Vermiſchte Gedanken uͤber Genie, Genieſprache, Menſchengeſtalt.
Aus einem apokryphiſchen Buche. 1761. Altona.
Ohne Anmerkungen.
1.
Wie der Menſch nach der Gleichheit Gottes erſchaffen worden, ſo ſcheint der Leib eine Figur
oder Bild der Seele zu ſeyn.
2.
Gewiſſe Schriftſteller muͤſſen waͤhrender Zeit ſich nicht ſchaͤmen, die Dichterſprache, ſo gut
ſie koͤnnen, nachzulallen, die am Hofe des Gottes zu Delphos eingefuͤhrt war, nach dem bekannten
Spruͤchwort —
Ουτε λεγει, ουτε κϱυπτει, αλλα σημαινει.
3.

Räumliche Layoutdaten:
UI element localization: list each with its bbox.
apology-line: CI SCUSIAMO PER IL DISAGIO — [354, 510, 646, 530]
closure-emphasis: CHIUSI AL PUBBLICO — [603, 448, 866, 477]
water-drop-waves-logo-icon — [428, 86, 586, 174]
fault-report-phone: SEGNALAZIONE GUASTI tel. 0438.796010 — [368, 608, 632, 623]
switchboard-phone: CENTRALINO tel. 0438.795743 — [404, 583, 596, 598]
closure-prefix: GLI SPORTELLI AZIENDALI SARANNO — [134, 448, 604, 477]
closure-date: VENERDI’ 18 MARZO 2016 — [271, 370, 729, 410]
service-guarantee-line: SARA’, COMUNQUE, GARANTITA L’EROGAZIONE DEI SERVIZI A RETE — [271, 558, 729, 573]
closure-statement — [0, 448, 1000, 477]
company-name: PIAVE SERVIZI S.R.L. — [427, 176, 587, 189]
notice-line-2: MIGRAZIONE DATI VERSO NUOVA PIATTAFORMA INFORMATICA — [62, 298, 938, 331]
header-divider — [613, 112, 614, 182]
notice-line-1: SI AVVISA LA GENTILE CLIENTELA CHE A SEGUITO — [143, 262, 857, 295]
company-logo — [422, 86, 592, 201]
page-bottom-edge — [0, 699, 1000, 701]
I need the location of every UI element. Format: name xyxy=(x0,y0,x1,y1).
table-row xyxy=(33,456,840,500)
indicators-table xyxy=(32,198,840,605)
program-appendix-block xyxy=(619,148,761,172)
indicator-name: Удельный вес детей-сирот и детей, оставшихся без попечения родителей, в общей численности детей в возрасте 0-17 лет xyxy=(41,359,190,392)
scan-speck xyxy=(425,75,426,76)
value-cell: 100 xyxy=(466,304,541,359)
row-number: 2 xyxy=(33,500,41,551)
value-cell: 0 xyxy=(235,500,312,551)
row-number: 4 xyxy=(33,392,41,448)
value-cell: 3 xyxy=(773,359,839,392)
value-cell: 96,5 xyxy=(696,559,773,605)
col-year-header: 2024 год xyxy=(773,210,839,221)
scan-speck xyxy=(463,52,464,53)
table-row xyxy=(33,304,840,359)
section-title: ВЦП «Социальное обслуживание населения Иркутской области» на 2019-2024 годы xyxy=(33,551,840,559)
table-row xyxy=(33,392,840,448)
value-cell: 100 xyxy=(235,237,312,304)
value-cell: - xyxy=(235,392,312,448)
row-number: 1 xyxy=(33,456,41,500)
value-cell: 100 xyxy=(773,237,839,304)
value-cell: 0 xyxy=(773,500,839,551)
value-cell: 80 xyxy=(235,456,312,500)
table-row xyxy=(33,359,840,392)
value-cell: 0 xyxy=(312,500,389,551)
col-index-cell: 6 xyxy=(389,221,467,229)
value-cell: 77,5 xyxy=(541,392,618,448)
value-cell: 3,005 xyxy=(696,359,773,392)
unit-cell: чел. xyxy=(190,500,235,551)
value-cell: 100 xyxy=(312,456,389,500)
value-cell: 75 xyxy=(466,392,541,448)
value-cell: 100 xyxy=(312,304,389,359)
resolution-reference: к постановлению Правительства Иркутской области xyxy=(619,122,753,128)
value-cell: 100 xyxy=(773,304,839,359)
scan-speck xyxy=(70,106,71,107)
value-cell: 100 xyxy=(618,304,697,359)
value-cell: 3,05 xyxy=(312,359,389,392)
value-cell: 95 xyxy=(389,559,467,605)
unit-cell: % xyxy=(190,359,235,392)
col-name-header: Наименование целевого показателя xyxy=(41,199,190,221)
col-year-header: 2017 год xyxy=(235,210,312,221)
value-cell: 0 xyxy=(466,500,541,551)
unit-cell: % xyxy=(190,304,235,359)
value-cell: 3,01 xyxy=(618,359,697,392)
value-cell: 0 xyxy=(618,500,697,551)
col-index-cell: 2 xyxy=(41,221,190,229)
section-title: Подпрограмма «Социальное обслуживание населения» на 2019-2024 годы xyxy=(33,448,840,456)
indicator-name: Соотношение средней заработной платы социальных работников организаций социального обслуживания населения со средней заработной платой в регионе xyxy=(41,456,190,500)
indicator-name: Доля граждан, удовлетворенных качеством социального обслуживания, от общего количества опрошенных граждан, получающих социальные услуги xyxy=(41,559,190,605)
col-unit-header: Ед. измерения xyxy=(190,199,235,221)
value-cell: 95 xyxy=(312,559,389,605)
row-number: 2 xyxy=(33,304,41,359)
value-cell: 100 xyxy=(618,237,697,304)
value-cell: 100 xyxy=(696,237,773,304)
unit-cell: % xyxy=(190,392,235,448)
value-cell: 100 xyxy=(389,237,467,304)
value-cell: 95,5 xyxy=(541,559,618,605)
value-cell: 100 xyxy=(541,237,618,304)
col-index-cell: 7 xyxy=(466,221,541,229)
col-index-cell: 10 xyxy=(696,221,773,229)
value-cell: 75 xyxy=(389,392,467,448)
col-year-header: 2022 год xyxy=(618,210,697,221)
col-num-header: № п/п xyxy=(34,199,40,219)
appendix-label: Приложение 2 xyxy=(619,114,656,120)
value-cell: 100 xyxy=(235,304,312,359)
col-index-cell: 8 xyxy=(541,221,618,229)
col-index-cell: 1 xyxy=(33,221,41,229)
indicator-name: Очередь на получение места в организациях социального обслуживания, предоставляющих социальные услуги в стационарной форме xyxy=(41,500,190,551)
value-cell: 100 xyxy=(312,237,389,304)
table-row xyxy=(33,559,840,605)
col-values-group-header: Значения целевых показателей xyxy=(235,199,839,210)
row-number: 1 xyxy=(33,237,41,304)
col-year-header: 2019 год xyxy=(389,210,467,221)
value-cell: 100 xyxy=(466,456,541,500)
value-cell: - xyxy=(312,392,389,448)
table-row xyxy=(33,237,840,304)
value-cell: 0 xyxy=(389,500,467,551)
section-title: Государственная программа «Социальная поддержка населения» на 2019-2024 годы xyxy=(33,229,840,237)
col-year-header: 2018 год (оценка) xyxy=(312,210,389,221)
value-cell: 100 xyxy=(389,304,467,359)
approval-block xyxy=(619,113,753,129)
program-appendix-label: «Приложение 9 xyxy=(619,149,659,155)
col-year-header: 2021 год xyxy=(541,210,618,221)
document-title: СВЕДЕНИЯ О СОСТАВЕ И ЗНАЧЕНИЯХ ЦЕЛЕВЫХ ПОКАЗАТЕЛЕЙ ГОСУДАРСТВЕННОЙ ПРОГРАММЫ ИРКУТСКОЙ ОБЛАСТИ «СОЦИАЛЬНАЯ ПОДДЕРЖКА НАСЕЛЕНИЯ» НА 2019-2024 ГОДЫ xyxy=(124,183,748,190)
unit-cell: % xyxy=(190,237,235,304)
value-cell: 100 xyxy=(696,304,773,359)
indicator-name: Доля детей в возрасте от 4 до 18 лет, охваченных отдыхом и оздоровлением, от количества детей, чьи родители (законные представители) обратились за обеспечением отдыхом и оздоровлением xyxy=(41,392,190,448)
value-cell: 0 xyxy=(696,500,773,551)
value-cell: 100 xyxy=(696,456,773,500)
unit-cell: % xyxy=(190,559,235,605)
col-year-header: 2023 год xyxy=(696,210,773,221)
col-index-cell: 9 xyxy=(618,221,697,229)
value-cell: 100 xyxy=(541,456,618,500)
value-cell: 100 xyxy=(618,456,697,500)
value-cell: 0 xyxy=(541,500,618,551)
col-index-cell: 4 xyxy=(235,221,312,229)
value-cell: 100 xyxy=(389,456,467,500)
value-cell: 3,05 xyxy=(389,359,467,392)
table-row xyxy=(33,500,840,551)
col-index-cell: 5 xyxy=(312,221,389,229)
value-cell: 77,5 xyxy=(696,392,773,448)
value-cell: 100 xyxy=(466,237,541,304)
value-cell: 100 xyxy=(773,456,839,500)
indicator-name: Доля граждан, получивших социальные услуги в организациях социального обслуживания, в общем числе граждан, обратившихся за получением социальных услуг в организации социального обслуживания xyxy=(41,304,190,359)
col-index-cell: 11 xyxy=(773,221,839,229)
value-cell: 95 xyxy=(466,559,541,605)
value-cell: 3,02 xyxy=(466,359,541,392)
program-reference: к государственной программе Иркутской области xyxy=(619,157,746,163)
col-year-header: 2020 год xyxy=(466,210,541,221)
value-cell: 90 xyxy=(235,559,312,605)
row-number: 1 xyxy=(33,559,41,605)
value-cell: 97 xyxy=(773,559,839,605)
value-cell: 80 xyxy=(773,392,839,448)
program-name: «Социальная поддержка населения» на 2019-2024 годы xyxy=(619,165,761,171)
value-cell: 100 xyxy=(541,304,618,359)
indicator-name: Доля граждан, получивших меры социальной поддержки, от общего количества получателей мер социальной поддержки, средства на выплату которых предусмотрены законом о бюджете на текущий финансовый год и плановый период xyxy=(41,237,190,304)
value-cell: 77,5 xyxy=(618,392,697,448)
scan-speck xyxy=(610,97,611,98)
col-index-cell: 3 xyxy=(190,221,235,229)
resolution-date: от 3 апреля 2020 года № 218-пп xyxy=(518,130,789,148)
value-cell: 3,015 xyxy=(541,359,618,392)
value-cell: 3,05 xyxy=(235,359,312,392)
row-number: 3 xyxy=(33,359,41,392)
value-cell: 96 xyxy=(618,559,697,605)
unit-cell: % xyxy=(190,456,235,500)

* Übungsaufgaben
[1] Wiederhole den Lesetext wörtlich im Abschnitt zwischen „Aus einem apokryphiſchen“ und „Seele zu ſeyn.“, beide einschließlich.
[2] Tausche in den Zeilen der Layoutdaten, vom Anfang bis einschließlich der Zeile mit „switchboard-phone: CENTRALINO tel.“, jedes „tel.“ gegen „Tel.“. Gib nur diese Zeilen sonst unverändert aus.
Der Text und die Zeilen stehen in keinem Zusammenhang miteinander.

* Lösungen je Aufgabe
[1]
Aus einem apokryphiſchen Buche. 1761. Altona.
Ohne Anmerkungen.
1.
Wie der Menſch nach der Gleichheit Gottes erſchaffen worden, ſo ſcheint der Leib eine Figur
oder Bild der Seele zu ſeyn.

[2]
UI element localization: list each with its bbox.
apology-line: CI SCUSIAMO PER IL DISAGIO — [354, 510, 646, 530]
closure-emphasis: CHIUSI AL PUBBLICO — [603, 448, 866, 477]
water-drop-waves-logo-icon — [428, 86, 586, 174]
fault-report-phone: SEGNALAZIONE GUASTI Tel. 0438.796010 — [368, 608, 632, 623]
switchboard-phone: CENTRALINO Tel. 0438.795743 — [404, 583, 596, 598]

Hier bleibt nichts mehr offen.